Data in this exercise:
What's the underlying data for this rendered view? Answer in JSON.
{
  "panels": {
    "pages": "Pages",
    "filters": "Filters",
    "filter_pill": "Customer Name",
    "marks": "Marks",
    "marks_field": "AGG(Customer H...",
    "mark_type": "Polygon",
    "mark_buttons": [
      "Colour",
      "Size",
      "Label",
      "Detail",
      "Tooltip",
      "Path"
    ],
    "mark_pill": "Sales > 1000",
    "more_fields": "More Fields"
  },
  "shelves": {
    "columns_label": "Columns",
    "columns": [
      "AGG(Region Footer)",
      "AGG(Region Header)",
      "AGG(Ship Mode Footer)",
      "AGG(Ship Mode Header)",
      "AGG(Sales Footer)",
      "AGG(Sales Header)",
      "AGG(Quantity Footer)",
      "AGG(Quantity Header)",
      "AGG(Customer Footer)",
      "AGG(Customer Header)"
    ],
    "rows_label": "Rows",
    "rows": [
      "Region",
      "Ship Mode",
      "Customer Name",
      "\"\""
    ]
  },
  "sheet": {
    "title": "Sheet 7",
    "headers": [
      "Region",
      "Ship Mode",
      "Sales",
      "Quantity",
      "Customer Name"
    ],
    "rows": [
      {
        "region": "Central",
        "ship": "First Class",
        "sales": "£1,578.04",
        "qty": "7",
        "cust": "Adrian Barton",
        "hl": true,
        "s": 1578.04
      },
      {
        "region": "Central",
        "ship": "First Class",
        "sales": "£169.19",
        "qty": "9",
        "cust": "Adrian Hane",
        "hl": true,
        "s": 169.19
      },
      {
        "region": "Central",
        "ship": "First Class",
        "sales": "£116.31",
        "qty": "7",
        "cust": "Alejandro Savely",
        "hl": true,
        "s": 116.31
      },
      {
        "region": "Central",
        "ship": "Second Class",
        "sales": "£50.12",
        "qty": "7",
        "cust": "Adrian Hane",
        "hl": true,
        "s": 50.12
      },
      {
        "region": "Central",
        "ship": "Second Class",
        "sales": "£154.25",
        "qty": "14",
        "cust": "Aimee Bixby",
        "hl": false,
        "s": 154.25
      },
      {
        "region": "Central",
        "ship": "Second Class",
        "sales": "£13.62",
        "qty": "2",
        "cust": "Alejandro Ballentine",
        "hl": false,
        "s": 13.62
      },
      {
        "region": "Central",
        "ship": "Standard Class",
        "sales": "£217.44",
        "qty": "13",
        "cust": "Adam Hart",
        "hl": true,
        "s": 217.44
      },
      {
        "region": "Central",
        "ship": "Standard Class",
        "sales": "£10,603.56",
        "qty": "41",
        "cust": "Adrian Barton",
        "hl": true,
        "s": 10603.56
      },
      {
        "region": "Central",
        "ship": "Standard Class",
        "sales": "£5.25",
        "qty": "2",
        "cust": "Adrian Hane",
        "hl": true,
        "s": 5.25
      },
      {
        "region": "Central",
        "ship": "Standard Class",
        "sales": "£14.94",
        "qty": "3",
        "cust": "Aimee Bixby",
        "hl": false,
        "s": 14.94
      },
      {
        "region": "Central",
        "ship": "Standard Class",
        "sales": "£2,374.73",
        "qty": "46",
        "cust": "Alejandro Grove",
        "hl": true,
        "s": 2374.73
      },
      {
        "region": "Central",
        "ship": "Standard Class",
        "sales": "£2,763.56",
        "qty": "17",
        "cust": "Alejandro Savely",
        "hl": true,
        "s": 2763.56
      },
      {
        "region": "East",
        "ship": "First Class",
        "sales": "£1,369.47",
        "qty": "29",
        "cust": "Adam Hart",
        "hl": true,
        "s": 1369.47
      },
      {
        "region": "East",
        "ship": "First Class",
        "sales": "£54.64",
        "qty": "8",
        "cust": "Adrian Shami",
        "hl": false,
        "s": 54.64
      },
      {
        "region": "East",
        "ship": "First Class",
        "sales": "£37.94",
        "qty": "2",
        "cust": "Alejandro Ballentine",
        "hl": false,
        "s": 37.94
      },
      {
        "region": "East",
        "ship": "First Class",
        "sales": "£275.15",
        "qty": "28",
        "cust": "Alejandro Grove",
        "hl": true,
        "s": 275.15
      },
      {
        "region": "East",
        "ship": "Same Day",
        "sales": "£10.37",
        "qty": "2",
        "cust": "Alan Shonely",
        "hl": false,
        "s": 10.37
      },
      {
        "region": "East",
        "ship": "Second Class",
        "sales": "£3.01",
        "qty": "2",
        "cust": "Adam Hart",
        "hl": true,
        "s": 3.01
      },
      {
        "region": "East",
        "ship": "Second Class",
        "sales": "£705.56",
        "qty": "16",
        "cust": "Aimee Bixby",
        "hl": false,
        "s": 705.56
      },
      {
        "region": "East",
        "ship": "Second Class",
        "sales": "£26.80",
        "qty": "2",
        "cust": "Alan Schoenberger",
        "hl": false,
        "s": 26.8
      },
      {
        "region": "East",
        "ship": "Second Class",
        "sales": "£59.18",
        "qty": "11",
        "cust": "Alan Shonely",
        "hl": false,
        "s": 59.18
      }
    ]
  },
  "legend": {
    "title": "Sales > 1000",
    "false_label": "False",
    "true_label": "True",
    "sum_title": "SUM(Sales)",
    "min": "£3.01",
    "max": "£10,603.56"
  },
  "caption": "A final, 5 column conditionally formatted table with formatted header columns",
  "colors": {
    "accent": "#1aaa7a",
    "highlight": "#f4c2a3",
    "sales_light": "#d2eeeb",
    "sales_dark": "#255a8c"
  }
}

Request: Look through the entries above for the word "Customer". Copy every line where it shows up.

Solution for this problem:
    "filter_pill": "Customer Name",
    "marks_field": "AGG(Customer H...",
      "AGG(Customer Footer)",
      "AGG(Customer Header)"
      "Customer Name",
      "Customer Name"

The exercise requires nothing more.